INFORMATION SUPPLIED:
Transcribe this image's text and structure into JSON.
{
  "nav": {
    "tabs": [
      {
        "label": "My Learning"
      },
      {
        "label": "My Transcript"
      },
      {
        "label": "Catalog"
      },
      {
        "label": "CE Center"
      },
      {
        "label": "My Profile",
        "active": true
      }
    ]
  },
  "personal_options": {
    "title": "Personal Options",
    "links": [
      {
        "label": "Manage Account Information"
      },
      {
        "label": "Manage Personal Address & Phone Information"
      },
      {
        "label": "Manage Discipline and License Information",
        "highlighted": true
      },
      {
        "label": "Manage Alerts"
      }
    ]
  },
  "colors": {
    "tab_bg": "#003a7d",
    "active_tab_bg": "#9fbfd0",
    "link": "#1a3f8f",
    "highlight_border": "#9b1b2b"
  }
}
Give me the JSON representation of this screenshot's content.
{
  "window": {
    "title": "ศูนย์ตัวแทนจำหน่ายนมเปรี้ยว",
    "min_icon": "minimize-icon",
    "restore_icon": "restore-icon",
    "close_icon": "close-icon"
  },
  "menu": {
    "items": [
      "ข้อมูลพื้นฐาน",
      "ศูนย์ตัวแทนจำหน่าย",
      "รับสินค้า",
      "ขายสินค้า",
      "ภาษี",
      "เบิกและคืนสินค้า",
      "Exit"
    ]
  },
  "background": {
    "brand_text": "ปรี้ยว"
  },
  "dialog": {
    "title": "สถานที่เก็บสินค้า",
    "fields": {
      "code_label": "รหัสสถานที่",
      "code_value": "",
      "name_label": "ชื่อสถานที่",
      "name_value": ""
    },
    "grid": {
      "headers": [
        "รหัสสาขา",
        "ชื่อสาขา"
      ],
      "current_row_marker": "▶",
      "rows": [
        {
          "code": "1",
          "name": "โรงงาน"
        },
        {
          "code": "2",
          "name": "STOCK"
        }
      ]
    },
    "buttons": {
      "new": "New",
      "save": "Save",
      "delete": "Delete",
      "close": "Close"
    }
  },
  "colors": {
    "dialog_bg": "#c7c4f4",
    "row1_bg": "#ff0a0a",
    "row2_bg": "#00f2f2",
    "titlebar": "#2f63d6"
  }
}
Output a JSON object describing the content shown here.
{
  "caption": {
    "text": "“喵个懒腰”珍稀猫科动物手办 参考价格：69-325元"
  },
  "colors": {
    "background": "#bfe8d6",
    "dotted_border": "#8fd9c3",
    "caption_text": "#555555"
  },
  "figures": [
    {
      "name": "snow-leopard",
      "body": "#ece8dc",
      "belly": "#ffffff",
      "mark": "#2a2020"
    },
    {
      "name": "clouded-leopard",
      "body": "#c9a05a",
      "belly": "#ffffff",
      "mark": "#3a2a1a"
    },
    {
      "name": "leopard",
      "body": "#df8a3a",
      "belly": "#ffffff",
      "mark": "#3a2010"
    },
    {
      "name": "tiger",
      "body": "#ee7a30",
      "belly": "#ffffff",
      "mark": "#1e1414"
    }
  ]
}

TASK OBJECTIVE: Print the records once more, exactly as they were given.

TASK OUTPUT:
Transcribe this image's text and structure into JSON.
{
  "nav": {
    "tabs": [
      {
        "label": "My Learning"
      },
      {
        "label": "My Transcript"
      },
      {
        "label": "Catalog"
      },
      {
        "label": "CE Center"
      },
      {
        "label": "My Profile",
        "active": true
      }
    ]
  },
  "personal_options": {
    "title": "Personal Options",
    "links": [
      {
        "label": "Manage Account Information"
      },
      {
        "label": "Manage Personal Address & Phone Information"
      },
      {
        "label": "Manage Discipline and License Information",
        "highlighted": true
      },
      {
        "label": "Manage Alerts"
      }
    ]
  },
  "colors": {
    "tab_bg": "#003a7d",
    "active_tab_bg": "#9fbfd0",
    "link": "#1a3f8f",
    "highlight_border": "#9b1b2b"
  }
}
Give me the JSON representation of this screenshot's content.
{
  "window": {
    "title": "ศูนย์ตัวแทนจำหน่ายนมเปรี้ยว",
    "min_icon": "minimize-icon",
    "restore_icon": "restore-icon",
    "close_icon": "close-icon"
  },
  "menu": {
    "items": [
      "ข้อมูลพื้นฐาน",
      "ศูนย์ตัวแทนจำหน่าย",
      "รับสินค้า",
      "ขายสินค้า",
      "ภาษี",
      "เบิกและคืนสินค้า",
      "Exit"
    ]
  },
  "background": {
    "brand_text": "ปรี้ยว"
  },
  "dialog": {
    "title": "สถานที่เก็บสินค้า",
    "fields": {
      "code_label": "รหัสสถานที่",
      "code_value": "",
      "name_label": "ชื่อสถานที่",
      "name_value": ""
    },
    "grid": {
      "headers": [
        "รหัสสาขา",
        "ชื่อสาขา"
      ],
      "current_row_marker": "▶",
      "rows": [
        {
          "code": "1",
          "name": "โรงงาน"
        },
        {
          "code": "2",
          "name": "STOCK"
        }
      ]
    },
    "buttons": {
      "new": "New",
      "save": "Save",
      "delete": "Delete",
      "close": "Close"
    }
  },
  "colors": {
    "dialog_bg": "#c7c4f4",
    "row1_bg": "#ff0a0a",
    "row2_bg": "#00f2f2",
    "titlebar": "#2f63d6"
  }
}
Output a JSON object describing the content shown here.
{
  "caption": {
    "text": "“喵个懒腰”珍稀猫科动物手办 参考价格：69-325元"
  },
  "colors": {
    "background": "#bfe8d6",
    "dotted_border": "#8fd9c3",
    "caption_text": "#555555"
  },
  "figures": [
    {
      "name": "snow-leopard",
      "body": "#ece8dc",
      "belly": "#ffffff",
      "mark": "#2a2020"
    },
    {
      "name": "clouded-leopard",
      "body": "#c9a05a",
      "belly": "#ffffff",
      "mark": "#3a2a1a"
    },
    {
      "name": "leopard",
      "body": "#df8a3a",
      "belly": "#ffffff",
      "mark": "#3a2010"
    },
    {
      "name": "tiger",
      "body": "#ee7a30",
      "belly": "#ffffff",
      "mark": "#1e1414"
    }
  ]
}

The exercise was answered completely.